Review the material and extract every line in which the word "level" occurs.

↓

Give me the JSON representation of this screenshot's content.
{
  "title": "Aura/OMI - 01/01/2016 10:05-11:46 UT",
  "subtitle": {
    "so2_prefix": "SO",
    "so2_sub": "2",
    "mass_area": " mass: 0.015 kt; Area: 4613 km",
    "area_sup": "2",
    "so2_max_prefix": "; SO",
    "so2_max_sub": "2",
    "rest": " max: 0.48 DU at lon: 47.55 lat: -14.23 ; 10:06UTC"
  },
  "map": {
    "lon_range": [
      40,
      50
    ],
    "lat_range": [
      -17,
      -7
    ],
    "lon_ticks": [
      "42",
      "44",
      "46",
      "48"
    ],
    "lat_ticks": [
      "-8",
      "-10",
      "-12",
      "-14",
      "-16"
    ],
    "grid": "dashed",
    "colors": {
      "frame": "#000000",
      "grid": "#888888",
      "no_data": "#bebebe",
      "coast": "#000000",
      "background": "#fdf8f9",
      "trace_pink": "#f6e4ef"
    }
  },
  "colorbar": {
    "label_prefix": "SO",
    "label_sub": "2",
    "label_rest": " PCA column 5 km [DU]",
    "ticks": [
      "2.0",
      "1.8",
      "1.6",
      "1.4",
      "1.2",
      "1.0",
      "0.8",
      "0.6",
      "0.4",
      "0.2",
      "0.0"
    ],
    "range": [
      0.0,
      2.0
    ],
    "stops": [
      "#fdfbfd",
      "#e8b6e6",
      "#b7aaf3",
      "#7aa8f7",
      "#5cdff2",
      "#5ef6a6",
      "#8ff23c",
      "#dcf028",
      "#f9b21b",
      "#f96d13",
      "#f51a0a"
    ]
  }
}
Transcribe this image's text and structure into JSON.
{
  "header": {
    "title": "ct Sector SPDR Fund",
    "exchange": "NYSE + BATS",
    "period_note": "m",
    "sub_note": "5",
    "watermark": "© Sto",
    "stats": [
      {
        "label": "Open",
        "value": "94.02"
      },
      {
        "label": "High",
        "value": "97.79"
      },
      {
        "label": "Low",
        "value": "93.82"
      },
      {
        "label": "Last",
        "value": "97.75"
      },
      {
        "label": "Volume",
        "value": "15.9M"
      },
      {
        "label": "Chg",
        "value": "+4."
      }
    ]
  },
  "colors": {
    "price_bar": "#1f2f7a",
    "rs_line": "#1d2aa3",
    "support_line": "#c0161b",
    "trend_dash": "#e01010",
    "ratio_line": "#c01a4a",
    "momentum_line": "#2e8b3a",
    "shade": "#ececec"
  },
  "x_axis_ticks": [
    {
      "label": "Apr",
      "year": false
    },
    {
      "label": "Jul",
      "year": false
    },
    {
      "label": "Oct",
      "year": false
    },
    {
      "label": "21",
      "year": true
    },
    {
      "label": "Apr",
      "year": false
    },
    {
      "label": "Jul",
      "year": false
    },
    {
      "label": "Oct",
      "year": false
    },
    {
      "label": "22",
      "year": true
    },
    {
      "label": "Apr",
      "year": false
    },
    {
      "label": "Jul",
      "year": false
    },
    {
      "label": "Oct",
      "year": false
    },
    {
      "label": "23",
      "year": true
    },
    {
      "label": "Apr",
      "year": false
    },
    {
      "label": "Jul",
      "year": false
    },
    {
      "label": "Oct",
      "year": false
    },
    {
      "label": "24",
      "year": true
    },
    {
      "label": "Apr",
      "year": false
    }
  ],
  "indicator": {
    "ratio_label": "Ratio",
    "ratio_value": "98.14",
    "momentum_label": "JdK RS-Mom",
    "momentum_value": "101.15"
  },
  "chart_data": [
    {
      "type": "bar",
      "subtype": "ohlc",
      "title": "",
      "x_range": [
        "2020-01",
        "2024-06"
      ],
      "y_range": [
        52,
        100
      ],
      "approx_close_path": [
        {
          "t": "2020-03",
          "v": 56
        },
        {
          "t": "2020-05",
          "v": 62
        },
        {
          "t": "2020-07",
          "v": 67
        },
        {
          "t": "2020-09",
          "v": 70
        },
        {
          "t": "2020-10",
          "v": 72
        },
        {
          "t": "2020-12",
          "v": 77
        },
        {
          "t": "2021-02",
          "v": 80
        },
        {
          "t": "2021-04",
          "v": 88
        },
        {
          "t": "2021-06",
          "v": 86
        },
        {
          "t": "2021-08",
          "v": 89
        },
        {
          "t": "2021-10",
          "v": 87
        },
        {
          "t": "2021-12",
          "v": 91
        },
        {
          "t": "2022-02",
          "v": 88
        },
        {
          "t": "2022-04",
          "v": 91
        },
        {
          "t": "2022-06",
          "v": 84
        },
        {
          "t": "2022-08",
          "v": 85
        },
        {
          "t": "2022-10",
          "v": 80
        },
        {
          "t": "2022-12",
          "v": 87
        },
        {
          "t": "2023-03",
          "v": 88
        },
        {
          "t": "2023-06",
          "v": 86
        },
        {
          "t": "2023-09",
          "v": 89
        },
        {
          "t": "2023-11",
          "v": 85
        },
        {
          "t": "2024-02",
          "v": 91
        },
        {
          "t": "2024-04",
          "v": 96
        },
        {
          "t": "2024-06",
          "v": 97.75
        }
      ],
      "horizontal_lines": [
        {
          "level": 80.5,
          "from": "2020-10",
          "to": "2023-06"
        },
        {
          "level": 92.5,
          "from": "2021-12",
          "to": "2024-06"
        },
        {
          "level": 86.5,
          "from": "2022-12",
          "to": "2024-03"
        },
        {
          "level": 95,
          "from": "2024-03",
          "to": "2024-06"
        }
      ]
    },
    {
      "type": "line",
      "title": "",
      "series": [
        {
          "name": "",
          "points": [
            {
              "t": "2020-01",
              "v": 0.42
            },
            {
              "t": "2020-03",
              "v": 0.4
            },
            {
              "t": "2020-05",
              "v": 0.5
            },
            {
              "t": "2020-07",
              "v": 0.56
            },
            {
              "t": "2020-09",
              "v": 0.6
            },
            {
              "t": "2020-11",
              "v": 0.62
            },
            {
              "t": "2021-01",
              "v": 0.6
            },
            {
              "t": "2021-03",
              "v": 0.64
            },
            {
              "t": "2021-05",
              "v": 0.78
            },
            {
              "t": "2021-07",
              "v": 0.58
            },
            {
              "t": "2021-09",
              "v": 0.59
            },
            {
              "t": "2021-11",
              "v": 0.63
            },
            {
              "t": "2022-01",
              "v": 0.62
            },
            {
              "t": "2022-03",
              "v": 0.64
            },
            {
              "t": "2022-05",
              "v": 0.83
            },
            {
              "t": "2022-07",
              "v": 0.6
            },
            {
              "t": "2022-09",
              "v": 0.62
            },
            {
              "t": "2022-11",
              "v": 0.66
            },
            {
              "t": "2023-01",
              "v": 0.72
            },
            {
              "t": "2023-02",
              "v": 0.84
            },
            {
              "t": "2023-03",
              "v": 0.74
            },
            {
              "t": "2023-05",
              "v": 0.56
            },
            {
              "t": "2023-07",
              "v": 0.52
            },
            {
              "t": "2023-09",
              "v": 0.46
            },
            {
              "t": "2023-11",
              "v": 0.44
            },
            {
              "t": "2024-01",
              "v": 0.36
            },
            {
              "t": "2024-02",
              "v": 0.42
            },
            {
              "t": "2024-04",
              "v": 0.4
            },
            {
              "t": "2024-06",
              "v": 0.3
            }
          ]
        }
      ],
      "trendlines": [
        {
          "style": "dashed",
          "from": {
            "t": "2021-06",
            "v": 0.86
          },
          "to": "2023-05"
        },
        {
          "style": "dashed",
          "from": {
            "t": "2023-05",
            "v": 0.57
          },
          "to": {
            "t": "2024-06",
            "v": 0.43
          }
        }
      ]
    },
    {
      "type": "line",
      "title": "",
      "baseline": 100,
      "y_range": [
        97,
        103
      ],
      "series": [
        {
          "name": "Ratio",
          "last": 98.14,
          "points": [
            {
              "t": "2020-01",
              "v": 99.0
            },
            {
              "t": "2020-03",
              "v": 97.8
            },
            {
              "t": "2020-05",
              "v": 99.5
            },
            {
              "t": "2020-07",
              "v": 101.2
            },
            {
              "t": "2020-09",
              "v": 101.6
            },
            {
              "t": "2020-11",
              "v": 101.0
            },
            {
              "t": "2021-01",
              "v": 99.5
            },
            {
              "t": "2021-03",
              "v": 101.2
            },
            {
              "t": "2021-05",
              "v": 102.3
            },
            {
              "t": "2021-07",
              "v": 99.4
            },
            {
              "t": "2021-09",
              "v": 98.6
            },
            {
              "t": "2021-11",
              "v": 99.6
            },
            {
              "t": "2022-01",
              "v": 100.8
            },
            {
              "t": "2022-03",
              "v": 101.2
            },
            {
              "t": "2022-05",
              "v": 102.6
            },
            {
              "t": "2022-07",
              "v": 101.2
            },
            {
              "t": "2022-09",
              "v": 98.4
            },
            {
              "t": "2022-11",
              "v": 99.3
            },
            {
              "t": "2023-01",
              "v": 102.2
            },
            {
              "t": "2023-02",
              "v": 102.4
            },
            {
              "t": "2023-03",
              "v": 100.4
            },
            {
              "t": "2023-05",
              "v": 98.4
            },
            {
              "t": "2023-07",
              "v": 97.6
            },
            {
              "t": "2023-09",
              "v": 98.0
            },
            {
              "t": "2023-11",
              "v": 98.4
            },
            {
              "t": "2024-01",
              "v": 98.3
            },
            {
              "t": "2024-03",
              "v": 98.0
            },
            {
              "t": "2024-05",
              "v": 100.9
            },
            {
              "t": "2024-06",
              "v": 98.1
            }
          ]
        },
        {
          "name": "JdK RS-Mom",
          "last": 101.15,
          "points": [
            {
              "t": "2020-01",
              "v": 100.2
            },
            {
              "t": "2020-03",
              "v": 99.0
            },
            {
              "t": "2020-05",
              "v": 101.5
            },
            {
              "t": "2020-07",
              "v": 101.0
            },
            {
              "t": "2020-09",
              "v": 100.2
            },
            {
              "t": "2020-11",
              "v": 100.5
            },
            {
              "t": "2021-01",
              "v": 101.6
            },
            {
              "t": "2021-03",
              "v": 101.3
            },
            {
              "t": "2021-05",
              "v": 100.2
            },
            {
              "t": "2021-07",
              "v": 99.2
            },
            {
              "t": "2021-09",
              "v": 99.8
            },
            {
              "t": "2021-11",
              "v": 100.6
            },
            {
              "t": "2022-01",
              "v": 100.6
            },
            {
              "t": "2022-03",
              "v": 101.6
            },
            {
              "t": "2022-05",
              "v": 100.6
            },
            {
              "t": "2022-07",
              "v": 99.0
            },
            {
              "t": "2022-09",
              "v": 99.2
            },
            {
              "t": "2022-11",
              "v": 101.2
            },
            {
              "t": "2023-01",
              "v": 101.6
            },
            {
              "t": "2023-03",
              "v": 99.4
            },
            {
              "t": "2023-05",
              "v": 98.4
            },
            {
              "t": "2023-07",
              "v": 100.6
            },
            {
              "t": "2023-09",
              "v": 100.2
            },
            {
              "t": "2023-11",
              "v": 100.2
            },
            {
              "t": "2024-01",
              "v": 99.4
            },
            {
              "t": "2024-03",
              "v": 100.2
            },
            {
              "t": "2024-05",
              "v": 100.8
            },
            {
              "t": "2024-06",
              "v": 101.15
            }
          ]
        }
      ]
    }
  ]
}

↑

## Output:
          "level": 80.5,
          "level": 92.5,
          "level": 86.5,
          "level": 95,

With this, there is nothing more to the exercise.